### Selected excerpt

⟨

We first show that the sequence ${\left\{{x}_{n}-F\left({x}_{n},{x}_{n}\right)\right\}}_{n\in \mathbb{N}}$ converges strongly to zero.

We have
$\begin{array}{rcl}{\parallel {x}_{n+1}-\overline{x}\parallel }^{2}& =& {\parallel \lambda {x}_{n}+\left(1-\lambda \right)F\left({x}_{n},{x}_{n}\right)-\overline{x}\parallel }^{2}\\ =& {\parallel \lambda \left({x}_{n}-\overline{x}\right)+\left(1-\lambda \right)\left(F\left({x}_{n},{x}_{n}\right)-\overline{x}\right)\parallel }^{2}\\ =& {\lambda }^{2}\cdot {\parallel {x}_{n}-\overline{x}\parallel }^{2}+{\left(1-\lambda \right)}^{2}\cdot {\parallel F\left({x}_{n},{x}_{n}\right)-\overline{x}\parallel }^{2}\\ +2\lambda \left(1-\lambda \right)〈F\left({x}_{n},{x}_{n}\right)-\overline{x},{x}_{n}-\overline{x}〉.\end{array}$
(3.2)
Similarly,
${\parallel {x}_{n}-F\left({x}_{n},{x}_{n}\right)\parallel }^{2}={\parallel {x}_{n}-\overline{x}\parallel }^{2}+{\parallel F\left({x}_{n},{x}_{n}\right)-\overline{x}\parallel }^{2}-2〈F\left({x}_{n},{x}_{n}\right)-\overline{x},{x}_{n}-\overline{x}〉.$
(3.3)

⟩

Stored records

⟨

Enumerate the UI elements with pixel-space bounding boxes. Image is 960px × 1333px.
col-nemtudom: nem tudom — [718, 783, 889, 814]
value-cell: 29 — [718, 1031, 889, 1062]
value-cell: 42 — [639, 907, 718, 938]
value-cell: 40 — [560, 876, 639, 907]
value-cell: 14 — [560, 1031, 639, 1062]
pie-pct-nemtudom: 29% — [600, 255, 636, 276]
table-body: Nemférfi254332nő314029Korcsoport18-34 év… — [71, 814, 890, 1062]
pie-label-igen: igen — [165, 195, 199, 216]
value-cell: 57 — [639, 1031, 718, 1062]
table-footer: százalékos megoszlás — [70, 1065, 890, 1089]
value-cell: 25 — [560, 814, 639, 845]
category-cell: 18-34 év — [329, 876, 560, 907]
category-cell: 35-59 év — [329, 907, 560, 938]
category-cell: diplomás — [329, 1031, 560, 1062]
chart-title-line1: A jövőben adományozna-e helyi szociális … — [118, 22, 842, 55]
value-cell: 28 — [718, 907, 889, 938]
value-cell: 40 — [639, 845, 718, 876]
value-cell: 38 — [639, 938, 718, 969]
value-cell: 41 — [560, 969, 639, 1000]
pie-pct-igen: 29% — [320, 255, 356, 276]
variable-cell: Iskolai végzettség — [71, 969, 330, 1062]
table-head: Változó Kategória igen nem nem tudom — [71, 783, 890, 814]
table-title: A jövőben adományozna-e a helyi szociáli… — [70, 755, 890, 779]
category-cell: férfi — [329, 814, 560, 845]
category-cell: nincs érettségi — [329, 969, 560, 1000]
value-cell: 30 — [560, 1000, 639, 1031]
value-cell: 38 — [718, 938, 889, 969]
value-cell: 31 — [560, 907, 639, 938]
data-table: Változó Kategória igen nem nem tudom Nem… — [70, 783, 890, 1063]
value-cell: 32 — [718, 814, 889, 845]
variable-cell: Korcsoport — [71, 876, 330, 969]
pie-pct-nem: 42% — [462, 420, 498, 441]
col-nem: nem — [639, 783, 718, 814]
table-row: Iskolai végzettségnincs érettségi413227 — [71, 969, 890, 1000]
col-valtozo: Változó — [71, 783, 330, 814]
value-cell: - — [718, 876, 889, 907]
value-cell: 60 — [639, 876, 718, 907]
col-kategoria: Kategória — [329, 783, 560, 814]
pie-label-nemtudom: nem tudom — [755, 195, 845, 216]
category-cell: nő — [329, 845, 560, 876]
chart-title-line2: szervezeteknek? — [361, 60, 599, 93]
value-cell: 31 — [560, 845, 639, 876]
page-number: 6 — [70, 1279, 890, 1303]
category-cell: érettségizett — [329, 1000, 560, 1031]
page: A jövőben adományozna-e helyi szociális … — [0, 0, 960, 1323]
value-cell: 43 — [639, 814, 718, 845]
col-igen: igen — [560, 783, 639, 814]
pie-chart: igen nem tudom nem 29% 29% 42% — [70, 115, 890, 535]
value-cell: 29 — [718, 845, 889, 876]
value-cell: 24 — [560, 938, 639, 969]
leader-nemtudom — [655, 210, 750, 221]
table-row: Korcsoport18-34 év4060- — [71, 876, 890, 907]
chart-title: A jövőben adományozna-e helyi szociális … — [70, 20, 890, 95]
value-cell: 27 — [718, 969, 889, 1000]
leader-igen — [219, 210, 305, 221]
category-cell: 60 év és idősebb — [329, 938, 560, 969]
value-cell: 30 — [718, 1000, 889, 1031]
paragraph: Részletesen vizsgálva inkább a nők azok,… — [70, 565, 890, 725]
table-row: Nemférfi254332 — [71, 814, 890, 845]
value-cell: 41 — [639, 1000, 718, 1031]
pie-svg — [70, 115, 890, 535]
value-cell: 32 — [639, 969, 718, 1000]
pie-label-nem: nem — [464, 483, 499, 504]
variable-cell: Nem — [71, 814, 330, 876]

⟩
⟨

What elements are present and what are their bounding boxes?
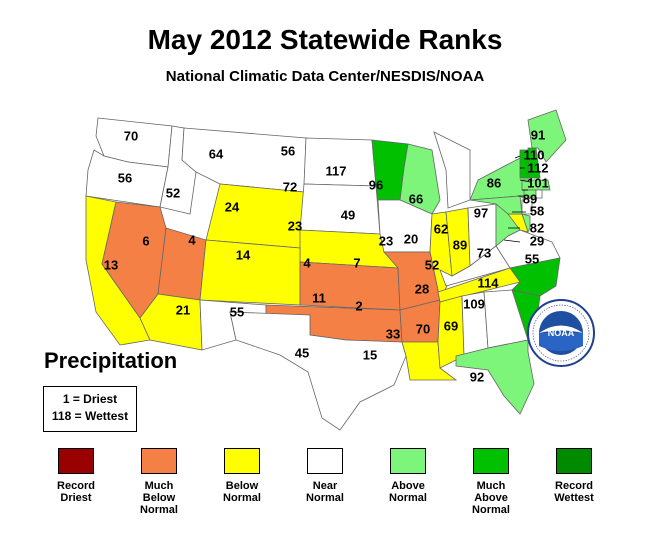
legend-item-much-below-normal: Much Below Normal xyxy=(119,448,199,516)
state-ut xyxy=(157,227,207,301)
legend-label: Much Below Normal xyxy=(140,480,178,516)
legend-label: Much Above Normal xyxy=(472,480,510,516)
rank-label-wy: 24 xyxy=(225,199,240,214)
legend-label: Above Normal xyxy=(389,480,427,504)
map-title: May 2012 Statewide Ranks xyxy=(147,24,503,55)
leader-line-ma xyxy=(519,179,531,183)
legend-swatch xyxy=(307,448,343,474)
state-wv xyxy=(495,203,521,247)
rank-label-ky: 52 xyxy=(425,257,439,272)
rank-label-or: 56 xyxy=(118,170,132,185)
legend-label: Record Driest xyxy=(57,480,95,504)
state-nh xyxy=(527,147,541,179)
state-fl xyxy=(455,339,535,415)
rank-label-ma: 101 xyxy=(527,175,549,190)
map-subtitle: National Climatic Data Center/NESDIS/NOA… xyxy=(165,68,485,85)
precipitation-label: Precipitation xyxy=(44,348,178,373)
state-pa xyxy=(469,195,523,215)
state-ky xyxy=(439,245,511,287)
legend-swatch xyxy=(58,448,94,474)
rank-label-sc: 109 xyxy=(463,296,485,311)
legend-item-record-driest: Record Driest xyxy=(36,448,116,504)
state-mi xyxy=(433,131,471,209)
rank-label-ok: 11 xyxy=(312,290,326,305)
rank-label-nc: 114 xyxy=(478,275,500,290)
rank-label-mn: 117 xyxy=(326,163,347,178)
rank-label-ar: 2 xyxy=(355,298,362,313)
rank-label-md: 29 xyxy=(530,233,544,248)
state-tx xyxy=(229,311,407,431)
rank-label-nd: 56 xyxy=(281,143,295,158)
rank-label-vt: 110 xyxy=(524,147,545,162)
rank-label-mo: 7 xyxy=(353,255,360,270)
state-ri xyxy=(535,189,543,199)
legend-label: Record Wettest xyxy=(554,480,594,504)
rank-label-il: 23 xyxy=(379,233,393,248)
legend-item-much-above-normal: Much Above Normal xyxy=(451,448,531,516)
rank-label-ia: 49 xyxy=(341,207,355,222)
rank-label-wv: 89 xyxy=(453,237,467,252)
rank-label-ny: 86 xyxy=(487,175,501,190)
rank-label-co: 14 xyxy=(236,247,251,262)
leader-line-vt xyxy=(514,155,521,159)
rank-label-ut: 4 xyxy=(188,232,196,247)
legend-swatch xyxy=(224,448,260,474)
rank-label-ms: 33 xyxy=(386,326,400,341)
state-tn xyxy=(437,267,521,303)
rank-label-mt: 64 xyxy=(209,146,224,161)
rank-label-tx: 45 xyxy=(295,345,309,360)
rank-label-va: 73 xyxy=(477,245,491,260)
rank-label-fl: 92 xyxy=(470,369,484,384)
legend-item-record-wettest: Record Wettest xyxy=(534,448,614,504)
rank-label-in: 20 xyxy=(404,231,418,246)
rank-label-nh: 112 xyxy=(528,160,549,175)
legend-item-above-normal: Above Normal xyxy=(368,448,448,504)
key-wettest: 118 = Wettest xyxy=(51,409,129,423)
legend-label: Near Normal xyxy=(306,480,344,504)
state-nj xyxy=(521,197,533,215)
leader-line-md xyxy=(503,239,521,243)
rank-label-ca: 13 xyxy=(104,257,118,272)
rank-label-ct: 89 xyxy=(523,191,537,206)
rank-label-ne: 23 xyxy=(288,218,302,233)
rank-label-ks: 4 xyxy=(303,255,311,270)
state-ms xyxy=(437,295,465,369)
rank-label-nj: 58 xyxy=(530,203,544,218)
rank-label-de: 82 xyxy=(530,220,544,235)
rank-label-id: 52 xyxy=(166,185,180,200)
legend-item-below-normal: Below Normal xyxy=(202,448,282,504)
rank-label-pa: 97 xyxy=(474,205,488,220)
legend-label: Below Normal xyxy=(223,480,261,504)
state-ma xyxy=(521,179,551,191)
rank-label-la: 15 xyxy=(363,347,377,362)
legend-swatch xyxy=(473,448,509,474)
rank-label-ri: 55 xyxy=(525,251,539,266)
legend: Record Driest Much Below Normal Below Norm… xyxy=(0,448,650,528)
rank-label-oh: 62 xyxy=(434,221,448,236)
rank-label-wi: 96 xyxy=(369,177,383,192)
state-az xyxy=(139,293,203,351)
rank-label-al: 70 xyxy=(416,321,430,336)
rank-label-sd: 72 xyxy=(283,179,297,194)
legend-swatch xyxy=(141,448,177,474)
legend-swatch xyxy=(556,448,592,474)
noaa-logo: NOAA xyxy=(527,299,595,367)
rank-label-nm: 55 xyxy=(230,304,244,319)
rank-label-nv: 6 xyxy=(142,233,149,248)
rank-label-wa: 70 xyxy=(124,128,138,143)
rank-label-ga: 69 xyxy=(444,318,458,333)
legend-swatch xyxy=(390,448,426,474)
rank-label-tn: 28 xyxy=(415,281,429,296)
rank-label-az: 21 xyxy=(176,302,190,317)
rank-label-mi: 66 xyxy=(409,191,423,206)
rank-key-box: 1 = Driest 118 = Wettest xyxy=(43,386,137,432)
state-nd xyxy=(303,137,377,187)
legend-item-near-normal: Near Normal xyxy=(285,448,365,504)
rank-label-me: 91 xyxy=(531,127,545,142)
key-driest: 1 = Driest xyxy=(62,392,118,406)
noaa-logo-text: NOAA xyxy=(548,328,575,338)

⟩

### Given instruction A
In the proof excerpt, list the terms that are added or subtracted on the right-hand side of the equation labeled "(3.3)".
### Given instruction B
Reproduce as a numbered list the lines of the stored records between the line holding "legend-item-much-below-normal: Much Below" and the line holding "legend-item-above-normal: Above Normal", both included.

### Complete output A
1. ‖x_n − x̄‖²
2. ‖F(x_n, x_n) − x̄‖²
3. −2⟨F(x_n, x_n) − x̄, x_n − x̄⟩

### Complete output B
1. legend-item-much-below-normal: Much Below Normal xyxy=(119,448,199,516)
2. state-ut xyxy=(157,227,207,301)
3. legend-label: Much Below Normal xyxy=(140,480,178,516)
4. legend-label: Much Above Normal xyxy=(472,480,510,516)
5. rank-label-wy: 24 xyxy=(225,199,240,214)
6. legend-label: Above Normal xyxy=(389,480,427,504)
7. map-title: May 2012 Statewide Ranks xyxy=(147,24,503,55)
8. leader-line-ma xyxy=(519,179,531,183)
9. legend-swatch xyxy=(307,448,343,474)
10. state-wv xyxy=(495,203,521,247)
11. rank-label-ky: 52 xyxy=(425,257,439,272)
12. rank-label-or: 56 xyxy=(118,170,132,185)
13. legend-label: Record Driest xyxy=(57,480,95,504)
14. state-nh xyxy=(527,147,541,179)
15. state-fl xyxy=(455,339,535,415)
16. rank-label-ma: 101 xyxy=(527,175,549,190)
17. map-subtitle: National Climatic Data Center/NESDIS/NOA… xyxy=(165,68,485,85)
18. precipitation-label: Precipitation xyxy=(44,348,178,373)
19. state-pa xyxy=(469,195,523,215)
20. state-ky xyxy=(439,245,511,287)
21. legend-swatch xyxy=(58,448,94,474)
22. rank-label-sc: 109 xyxy=(463,296,485,311)
23. legend-item-record-driest: Record Driest xyxy=(36,448,116,504)
24. state-mi xyxy=(433,131,471,209)
25. rank-label-ok: 11 xyxy=(312,290,326,305)
26. rank-label-nc: 114 xyxy=(478,275,500,290)
27. rank-label-mn: 117 xyxy=(326,163,347,178)
28. rank-label-ar: 2 xyxy=(355,298,362,313)
29. rank-label-md: 29 xyxy=(530,233,544,248)
30. state-tx xyxy=(229,311,407,431)
31. rank-label-nd: 56 xyxy=(281,143,295,158)
32. rank-label-vt: 110 xyxy=(524,147,545,162)
33. rank-label-mo: 7 xyxy=(353,255,360,270)
34. state-ri xyxy=(535,189,543,199)
35. legend-label: Record Wettest xyxy=(554,480,594,504)
36. rank-label-il: 23 xyxy=(379,233,393,248)
37. legend-item-much-above-normal: Much Above Normal xyxy=(451,448,531,516)
38. rank-label-ia: 49 xyxy=(341,207,355,222)
39. rank-label-wv: 89 xyxy=(453,237,467,252)
40. rank-label-ny: 86 xyxy=(487,175,501,190)
41. rank-label-co: 14 xyxy=(236,247,251,262)
42. leader-line-vt xyxy=(514,155,521,159)
43. rank-label-ut: 4 xyxy=(188,232,196,247)
44. legend-swatch xyxy=(224,448,260,474)
45. rank-label-ms: 33 xyxy=(386,326,400,341)
46. state-tn xyxy=(437,267,521,303)
47. rank-label-mt: 64 xyxy=(209,146,224,161)
48. rank-label-tx: 45 xyxy=(295,345,309,360)
49. rank-label-va: 73 xyxy=(477,245,491,260)
50. rank-label-fl: 92 xyxy=(470,369,484,384)
51. legend-item-record-wettest: Record Wettest xyxy=(534,448,614,504)
52. rank-label-in: 20 xyxy=(404,231,418,246)
53. rank-label-nh: 112 xyxy=(528,160,549,175)
54. legend-item-above-normal: Above Normal xyxy=(368,448,448,504)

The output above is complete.